What the task asks
Scan the listing below. Report each line that includes "studia".
────────
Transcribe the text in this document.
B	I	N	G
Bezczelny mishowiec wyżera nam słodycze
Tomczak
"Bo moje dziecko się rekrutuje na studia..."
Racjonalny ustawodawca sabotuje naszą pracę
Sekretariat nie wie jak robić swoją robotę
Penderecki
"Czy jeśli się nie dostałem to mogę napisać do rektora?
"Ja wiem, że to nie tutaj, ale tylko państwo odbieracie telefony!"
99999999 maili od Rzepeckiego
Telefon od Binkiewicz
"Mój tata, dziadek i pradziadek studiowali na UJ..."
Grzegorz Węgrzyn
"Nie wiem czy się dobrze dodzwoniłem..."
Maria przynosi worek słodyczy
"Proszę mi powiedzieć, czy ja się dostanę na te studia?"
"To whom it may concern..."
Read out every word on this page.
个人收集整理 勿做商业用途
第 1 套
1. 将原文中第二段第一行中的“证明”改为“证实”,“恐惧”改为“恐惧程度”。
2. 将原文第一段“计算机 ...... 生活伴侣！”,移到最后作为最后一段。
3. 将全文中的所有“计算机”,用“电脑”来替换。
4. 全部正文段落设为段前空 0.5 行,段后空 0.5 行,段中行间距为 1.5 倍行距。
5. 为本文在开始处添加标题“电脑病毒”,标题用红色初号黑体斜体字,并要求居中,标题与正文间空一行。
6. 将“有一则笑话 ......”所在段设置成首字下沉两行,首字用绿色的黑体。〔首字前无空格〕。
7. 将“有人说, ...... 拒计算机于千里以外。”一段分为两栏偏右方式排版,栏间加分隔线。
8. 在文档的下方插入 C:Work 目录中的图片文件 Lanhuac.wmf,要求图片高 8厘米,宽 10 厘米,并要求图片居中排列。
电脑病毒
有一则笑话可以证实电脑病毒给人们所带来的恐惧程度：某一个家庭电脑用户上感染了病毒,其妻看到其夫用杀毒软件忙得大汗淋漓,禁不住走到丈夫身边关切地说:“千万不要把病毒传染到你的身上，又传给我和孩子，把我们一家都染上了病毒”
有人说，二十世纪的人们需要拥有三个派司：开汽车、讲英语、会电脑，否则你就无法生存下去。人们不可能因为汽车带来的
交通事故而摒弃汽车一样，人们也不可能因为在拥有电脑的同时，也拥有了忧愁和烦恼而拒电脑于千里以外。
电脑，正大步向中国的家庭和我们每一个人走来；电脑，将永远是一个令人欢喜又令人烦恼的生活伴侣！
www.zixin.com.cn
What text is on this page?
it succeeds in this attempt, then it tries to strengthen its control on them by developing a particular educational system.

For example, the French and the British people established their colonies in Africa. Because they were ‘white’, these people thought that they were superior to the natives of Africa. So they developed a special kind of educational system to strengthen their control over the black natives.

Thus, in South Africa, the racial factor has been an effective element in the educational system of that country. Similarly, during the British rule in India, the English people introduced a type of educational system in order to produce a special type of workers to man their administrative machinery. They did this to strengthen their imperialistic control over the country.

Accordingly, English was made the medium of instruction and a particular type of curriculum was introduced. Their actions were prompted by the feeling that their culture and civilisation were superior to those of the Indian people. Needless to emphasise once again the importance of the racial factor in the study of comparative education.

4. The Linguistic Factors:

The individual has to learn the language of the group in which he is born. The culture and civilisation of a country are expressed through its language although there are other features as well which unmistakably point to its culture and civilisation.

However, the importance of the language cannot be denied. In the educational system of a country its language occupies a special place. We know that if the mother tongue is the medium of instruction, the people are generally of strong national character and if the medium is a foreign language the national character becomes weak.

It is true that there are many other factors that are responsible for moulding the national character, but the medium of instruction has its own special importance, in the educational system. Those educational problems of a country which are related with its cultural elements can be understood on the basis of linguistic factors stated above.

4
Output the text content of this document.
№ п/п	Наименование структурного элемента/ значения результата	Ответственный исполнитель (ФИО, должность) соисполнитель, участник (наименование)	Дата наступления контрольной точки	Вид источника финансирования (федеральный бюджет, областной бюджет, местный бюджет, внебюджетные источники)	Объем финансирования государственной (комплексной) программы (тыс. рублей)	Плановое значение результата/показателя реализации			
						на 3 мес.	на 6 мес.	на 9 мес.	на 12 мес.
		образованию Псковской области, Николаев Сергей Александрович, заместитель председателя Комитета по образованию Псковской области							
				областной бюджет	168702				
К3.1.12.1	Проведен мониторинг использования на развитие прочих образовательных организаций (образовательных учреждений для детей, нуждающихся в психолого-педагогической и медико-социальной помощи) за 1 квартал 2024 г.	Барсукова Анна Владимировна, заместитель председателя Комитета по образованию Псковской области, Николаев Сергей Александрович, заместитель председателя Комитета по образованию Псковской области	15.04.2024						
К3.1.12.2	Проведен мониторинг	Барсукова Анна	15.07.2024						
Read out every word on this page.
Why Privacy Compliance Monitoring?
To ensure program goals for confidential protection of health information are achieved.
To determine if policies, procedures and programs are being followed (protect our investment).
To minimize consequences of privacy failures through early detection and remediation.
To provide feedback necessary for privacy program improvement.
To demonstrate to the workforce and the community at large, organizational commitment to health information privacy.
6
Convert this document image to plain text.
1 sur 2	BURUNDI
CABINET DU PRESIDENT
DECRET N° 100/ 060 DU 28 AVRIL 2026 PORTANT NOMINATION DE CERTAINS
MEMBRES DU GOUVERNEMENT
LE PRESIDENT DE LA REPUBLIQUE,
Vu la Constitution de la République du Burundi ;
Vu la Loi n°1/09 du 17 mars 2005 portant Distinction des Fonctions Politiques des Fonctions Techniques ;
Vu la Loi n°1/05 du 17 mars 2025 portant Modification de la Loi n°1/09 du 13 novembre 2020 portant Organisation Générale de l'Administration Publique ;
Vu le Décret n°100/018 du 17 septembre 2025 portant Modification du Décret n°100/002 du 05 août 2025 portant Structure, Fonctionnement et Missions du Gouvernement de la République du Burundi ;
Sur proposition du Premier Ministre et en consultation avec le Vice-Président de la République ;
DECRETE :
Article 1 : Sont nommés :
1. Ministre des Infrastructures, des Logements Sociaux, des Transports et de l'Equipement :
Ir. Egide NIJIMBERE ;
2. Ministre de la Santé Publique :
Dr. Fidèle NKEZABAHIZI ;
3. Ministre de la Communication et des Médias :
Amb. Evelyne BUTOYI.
────────
In response
"Bo moje dziecko się rekrutuje na studia..."
"Proszę mi powiedzieć, czy ja się dostanę na te studia?"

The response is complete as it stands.